REQUIRED TASK: Write out the entries below once more, exactly, with the pictures left out.

DATA EXCERPTS:
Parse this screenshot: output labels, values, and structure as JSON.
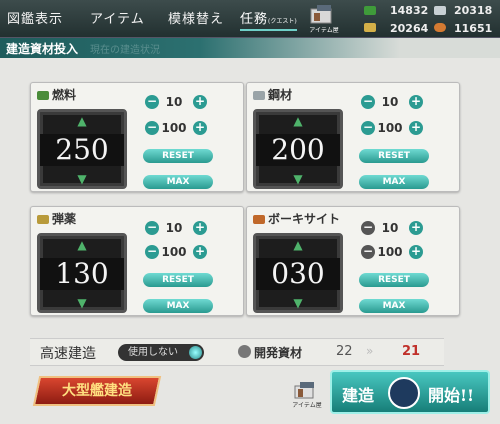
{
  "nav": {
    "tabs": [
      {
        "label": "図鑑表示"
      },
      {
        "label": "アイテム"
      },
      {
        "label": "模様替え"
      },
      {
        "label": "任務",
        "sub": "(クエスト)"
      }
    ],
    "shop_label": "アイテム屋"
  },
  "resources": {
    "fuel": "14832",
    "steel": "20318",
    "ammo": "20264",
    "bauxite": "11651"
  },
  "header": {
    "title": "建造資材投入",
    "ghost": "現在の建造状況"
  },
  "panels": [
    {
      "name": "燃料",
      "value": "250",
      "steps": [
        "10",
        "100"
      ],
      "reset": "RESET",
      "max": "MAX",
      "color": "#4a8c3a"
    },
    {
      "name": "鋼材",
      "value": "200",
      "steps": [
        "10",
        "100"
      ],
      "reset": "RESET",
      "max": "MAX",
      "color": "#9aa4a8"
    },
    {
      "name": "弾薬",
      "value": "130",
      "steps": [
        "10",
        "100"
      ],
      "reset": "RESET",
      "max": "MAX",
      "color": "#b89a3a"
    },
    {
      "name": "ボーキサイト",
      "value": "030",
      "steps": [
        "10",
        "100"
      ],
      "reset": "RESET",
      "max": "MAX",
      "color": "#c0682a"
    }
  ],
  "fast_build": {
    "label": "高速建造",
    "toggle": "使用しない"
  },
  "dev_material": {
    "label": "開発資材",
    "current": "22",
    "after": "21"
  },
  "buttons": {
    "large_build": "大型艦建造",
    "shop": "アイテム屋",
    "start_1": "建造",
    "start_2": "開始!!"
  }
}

TASK RESPONSE:
Parse this screenshot: output labels, values, and structure as JSON.
{
  "nav": {
    "tabs": [
      {
        "label": "図鑑表示"
      },
      {
        "label": "アイテム"
      },
      {
        "label": "模様替え"
      },
      {
        "label": "任務",
        "sub": "(クエスト)"
      }
    ],
    "shop_label": "アイテム屋"
  },
  "resources": {
    "fuel": "14832",
    "steel": "20318",
    "ammo": "20264",
    "bauxite": "11651"
  },
  "header": {
    "title": "建造資材投入",
    "ghost": "現在の建造状況"
  },
  "panels": [
    {
      "name": "燃料",
      "value": "250",
      "steps": [
        "10",
        "100"
      ],
      "reset": "RESET",
      "max": "MAX",
      "color": "#4a8c3a"
    },
    {
      "name": "鋼材",
      "value": "200",
      "steps": [
        "10",
        "100"
      ],
      "reset": "RESET",
      "max": "MAX",
      "color": "#9aa4a8"
    },
    {
      "name": "弾薬",
      "value": "130",
      "steps": [
        "10",
        "100"
      ],
      "reset": "RESET",
      "max": "MAX",
      "color": "#b89a3a"
    },
    {
      "name": "ボーキサイト",
      "value": "030",
      "steps": [
        "10",
        "100"
      ],
      "reset": "RESET",
      "max": "MAX",
      "color": "#c0682a"
    }
  ],
  "fast_build": {
    "label": "高速建造",
    "toggle": "使用しない"
  },
  "dev_material": {
    "label": "開発資材",
    "current": "22",
    "after": "21"
  },
  "buttons": {
    "large_build": "大型艦建造",
    "shop": "アイテム屋",
    "start_1": "建造",
    "start_2": "開始!!"
  }
}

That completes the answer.